Print the full listing exactly.

Figure contents as structured data:
· · · · ·

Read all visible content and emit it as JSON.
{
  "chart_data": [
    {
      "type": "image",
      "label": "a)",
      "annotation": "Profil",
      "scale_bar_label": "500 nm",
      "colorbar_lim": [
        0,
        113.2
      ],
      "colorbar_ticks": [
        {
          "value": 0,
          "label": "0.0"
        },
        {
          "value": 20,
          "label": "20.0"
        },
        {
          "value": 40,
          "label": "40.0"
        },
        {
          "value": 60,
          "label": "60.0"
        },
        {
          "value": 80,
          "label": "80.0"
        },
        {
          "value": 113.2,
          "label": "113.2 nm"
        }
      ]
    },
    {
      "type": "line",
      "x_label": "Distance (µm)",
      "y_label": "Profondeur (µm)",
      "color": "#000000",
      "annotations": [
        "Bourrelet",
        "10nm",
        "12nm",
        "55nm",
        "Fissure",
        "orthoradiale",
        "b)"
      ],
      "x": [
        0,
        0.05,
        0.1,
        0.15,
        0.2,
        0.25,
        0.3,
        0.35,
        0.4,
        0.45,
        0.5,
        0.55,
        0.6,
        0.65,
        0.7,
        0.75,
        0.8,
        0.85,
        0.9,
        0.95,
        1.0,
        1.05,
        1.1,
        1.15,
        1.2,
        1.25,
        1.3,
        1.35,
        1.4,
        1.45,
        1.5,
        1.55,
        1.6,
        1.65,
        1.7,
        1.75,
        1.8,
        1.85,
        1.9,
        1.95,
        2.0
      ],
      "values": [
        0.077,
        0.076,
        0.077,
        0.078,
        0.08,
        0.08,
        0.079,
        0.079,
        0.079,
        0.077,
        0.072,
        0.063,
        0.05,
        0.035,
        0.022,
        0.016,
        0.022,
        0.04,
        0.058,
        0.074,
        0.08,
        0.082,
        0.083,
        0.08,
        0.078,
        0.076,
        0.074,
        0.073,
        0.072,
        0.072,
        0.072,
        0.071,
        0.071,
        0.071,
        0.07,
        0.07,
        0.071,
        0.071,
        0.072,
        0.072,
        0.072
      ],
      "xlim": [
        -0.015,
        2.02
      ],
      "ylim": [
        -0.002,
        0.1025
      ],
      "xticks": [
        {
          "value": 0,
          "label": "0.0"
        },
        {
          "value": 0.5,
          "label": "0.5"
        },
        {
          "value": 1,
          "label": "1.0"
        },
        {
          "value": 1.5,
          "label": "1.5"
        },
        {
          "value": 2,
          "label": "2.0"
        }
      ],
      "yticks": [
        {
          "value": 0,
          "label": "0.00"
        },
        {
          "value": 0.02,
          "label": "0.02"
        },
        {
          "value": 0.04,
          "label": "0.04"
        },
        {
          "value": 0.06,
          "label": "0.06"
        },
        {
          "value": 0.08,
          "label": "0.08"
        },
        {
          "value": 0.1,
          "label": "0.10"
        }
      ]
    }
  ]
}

· · · · ·

Answer to this task:
Read all visible content and emit it as JSON.
{
  "chart_data": [
    {
      "type": "image",
      "label": "a)",
      "annotation": "Profil",
      "scale_bar_label": "500 nm",
      "colorbar_lim": [
        0,
        113.2
      ],
      "colorbar_ticks": [
        {
          "value": 0,
          "label": "0.0"
        },
        {
          "value": 20,
          "label": "20.0"
        },
        {
          "value": 40,
          "label": "40.0"
        },
        {
          "value": 60,
          "label": "60.0"
        },
        {
          "value": 80,
          "label": "80.0"
        },
        {
          "value": 113.2,
          "label": "113.2 nm"
        }
      ]
    },
    {
      "type": "line",
      "x_label": "Distance (µm)",
      "y_label": "Profondeur (µm)",
      "color": "#000000",
      "annotations": [
        "Bourrelet",
        "10nm",
        "12nm",
        "55nm",
        "Fissure",
        "orthoradiale",
        "b)"
      ],
      "x": [
        0,
        0.05,
        0.1,
        0.15,
        0.2,
        0.25,
        0.3,
        0.35,
        0.4,
        0.45,
        0.5,
        0.55,
        0.6,
        0.65,
        0.7,
        0.75,
        0.8,
        0.85,
        0.9,
        0.95,
        1.0,
        1.05,
        1.1,
        1.15,
        1.2,
        1.25,
        1.3,
        1.35,
        1.4,
        1.45,
        1.5,
        1.55,
        1.6,
        1.65,
        1.7,
        1.75,
        1.8,
        1.85,
        1.9,
        1.95,
        2.0
      ],
      "values": [
        0.077,
        0.076,
        0.077,
        0.078,
        0.08,
        0.08,
        0.079,
        0.079,
        0.079,
        0.077,
        0.072,
        0.063,
        0.05,
        0.035,
        0.022,
        0.016,
        0.022,
        0.04,
        0.058,
        0.074,
        0.08,
        0.082,
        0.083,
        0.08,
        0.078,
        0.076,
        0.074,
        0.073,
        0.072,
        0.072,
        0.072,
        0.071,
        0.071,
        0.071,
        0.07,
        0.07,
        0.071,
        0.071,
        0.072,
        0.072,
        0.072
      ],
      "xlim": [
        -0.015,
        2.02
      ],
      "ylim": [
        -0.002,
        0.1025
      ],
      "xticks": [
        {
          "value": 0,
          "label": "0.0"
        },
        {
          "value": 0.5,
          "label": "0.5"
        },
        {
          "value": 1,
          "label": "1.0"
        },
        {
          "value": 1.5,
          "label": "1.5"
        },
        {
          "value": 2,
          "label": "2.0"
        }
      ],
      "yticks": [
        {
          "value": 0,
          "label": "0.00"
        },
        {
          "value": 0.02,
          "label": "0.02"
        },
        {
          "value": 0.04,
          "label": "0.04"
        },
        {
          "value": 0.06,
          "label": "0.06"
        },
        {
          "value": 0.08,
          "label": "0.08"
        },
        {
          "value": 0.1,
          "label": "0.10"
        }
      ]
    }
  ]
}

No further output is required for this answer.